> [Items]:
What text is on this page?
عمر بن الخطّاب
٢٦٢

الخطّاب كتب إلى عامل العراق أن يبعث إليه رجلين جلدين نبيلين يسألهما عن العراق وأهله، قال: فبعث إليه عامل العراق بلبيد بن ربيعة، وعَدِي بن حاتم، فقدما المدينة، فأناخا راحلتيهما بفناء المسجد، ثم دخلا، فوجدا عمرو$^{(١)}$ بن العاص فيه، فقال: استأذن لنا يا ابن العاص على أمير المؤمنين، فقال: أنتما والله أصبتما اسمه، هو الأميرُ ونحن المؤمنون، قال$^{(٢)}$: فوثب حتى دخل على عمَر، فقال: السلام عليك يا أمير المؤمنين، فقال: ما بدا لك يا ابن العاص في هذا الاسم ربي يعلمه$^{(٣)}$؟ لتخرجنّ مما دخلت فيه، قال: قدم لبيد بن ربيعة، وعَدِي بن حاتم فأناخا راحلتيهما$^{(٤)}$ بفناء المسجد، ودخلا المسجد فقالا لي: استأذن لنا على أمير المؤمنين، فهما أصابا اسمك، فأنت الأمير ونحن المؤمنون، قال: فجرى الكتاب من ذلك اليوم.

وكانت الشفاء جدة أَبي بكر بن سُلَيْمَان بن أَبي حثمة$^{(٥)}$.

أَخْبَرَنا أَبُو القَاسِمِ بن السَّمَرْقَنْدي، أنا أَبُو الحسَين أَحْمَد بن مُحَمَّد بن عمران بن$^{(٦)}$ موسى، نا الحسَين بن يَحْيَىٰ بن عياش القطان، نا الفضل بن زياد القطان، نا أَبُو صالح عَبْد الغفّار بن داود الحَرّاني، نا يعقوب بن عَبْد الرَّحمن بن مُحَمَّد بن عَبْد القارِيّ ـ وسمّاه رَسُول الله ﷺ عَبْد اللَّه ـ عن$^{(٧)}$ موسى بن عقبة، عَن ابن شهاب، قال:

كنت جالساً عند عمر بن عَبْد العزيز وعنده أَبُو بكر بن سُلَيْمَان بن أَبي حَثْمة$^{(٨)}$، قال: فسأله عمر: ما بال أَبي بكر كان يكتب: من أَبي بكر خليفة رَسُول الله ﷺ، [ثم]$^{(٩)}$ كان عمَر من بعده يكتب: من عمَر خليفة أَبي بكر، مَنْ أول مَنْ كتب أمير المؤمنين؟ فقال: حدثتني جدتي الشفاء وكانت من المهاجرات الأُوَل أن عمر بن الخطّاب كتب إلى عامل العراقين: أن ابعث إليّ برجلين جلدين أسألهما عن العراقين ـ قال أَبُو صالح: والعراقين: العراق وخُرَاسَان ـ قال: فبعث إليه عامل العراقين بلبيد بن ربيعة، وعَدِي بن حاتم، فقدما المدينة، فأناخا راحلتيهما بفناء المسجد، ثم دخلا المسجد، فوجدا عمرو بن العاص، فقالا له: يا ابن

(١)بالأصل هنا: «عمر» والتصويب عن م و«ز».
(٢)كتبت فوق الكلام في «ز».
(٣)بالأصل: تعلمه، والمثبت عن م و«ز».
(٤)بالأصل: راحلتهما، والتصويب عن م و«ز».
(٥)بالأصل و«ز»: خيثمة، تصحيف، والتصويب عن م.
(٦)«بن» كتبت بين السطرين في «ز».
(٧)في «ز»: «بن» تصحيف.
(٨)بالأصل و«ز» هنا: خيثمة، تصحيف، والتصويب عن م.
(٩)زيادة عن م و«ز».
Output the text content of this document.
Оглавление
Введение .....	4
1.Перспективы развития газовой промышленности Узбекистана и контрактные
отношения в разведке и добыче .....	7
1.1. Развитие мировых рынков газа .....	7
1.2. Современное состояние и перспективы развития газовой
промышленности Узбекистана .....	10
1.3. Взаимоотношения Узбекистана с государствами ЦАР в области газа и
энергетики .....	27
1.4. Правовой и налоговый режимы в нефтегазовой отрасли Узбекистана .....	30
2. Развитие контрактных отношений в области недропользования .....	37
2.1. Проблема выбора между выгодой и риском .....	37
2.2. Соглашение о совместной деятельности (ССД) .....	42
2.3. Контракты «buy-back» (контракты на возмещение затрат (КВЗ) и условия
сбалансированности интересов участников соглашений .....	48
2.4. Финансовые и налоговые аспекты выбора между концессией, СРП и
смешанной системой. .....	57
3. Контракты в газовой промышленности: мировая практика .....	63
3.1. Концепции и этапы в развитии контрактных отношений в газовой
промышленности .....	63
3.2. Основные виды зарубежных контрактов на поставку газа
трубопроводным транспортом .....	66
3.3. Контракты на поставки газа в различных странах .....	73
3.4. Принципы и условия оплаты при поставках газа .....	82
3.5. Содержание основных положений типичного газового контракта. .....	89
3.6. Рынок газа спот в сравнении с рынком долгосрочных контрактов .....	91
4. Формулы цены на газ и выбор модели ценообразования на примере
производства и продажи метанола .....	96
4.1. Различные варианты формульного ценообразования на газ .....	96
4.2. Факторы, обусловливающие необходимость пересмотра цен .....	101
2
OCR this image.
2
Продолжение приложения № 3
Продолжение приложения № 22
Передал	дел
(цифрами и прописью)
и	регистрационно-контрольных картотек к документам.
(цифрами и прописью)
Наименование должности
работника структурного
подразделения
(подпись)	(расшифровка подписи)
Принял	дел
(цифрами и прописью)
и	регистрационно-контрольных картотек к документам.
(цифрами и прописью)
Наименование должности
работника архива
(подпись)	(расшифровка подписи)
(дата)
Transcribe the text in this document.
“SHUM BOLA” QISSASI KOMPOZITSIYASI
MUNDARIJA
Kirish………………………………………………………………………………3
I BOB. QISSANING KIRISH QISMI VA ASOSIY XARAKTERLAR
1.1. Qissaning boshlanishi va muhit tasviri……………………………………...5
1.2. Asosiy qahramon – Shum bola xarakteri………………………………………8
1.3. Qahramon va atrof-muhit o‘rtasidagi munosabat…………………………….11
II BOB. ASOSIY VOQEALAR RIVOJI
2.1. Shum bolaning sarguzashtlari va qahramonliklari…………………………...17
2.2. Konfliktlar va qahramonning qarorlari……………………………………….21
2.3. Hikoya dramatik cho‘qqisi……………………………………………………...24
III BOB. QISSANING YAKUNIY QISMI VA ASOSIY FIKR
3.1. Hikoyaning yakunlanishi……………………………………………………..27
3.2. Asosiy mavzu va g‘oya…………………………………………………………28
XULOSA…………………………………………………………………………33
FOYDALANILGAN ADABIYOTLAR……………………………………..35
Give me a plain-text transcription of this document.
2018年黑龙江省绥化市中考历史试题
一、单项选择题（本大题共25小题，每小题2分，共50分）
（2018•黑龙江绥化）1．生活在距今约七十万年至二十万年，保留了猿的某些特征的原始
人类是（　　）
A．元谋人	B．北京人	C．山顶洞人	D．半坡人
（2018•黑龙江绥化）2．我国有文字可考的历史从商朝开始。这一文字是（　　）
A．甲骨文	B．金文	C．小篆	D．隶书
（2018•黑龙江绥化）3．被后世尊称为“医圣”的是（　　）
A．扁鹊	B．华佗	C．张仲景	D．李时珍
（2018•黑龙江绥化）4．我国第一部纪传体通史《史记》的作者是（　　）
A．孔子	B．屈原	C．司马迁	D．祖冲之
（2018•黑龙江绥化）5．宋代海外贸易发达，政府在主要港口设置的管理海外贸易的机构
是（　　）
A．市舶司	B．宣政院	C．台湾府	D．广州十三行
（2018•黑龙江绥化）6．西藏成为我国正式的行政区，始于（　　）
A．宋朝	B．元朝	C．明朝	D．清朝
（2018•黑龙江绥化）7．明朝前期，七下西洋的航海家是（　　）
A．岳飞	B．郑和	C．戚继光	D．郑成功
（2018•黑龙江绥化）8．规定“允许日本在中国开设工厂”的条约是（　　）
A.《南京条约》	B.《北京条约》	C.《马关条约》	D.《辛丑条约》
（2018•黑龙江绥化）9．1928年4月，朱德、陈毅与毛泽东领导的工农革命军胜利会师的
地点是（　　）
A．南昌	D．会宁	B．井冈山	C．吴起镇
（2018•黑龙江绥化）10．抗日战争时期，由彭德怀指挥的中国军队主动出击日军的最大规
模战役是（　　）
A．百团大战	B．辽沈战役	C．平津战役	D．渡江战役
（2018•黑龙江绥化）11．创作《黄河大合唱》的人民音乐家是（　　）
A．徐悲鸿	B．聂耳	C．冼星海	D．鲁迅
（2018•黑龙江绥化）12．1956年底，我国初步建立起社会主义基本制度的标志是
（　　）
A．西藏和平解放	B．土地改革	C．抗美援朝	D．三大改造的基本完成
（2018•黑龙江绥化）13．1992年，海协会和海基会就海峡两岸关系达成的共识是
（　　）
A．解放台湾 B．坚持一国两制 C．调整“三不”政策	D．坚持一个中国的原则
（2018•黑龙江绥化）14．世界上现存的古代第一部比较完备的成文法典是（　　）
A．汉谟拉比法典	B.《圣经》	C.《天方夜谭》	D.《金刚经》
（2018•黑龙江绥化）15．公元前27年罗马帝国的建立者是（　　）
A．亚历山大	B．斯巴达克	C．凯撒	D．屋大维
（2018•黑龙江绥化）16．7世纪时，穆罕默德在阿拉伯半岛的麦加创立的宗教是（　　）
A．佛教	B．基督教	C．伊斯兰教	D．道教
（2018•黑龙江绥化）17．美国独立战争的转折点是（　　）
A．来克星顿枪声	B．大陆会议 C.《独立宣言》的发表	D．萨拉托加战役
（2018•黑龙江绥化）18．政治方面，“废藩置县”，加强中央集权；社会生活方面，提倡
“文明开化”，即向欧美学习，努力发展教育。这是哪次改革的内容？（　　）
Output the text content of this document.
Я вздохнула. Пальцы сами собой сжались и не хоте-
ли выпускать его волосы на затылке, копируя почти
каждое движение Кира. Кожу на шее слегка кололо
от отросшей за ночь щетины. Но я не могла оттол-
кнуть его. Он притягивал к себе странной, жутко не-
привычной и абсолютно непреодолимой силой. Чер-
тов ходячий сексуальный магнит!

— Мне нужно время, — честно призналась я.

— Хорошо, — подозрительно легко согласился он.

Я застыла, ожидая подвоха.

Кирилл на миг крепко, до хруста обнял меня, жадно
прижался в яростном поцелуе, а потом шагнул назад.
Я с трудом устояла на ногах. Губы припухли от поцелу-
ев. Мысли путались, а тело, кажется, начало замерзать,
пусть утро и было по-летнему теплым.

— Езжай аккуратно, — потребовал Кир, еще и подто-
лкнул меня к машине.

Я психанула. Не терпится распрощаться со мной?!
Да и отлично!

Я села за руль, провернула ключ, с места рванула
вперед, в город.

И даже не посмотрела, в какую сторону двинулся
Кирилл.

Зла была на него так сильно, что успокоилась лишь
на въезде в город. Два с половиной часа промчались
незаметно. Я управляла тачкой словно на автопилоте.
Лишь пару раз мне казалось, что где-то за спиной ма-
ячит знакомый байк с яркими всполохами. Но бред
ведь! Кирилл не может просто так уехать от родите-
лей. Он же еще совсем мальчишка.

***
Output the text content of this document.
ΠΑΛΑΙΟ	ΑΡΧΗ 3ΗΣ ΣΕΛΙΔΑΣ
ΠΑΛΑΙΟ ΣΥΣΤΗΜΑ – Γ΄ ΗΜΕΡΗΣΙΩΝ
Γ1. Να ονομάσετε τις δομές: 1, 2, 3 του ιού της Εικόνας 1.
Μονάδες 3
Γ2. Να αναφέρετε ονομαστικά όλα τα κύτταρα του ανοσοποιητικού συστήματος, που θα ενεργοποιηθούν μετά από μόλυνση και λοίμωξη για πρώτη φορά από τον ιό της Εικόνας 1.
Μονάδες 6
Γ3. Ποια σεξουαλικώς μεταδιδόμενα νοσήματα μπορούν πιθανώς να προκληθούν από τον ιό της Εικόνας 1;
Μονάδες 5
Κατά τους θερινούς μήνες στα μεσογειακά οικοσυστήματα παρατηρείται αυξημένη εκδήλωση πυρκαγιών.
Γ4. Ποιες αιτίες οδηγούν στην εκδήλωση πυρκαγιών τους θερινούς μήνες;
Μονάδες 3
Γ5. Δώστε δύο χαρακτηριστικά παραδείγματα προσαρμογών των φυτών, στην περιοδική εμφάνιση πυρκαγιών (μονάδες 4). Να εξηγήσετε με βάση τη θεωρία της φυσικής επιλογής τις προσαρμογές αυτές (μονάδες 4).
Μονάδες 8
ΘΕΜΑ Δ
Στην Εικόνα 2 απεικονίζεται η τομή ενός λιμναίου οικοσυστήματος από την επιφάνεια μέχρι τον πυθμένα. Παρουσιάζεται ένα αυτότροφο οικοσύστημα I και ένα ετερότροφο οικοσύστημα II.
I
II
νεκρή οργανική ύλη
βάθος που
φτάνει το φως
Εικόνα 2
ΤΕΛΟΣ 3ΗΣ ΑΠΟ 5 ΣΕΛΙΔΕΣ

> [Work to do]: In the records, locate each line holding the string "كتبت" and copy it.

> [Exercise result]:
(٢)كتبت فوق الكلام في «ز».
(٦)«بن» كتبت بين السطرين في «ز».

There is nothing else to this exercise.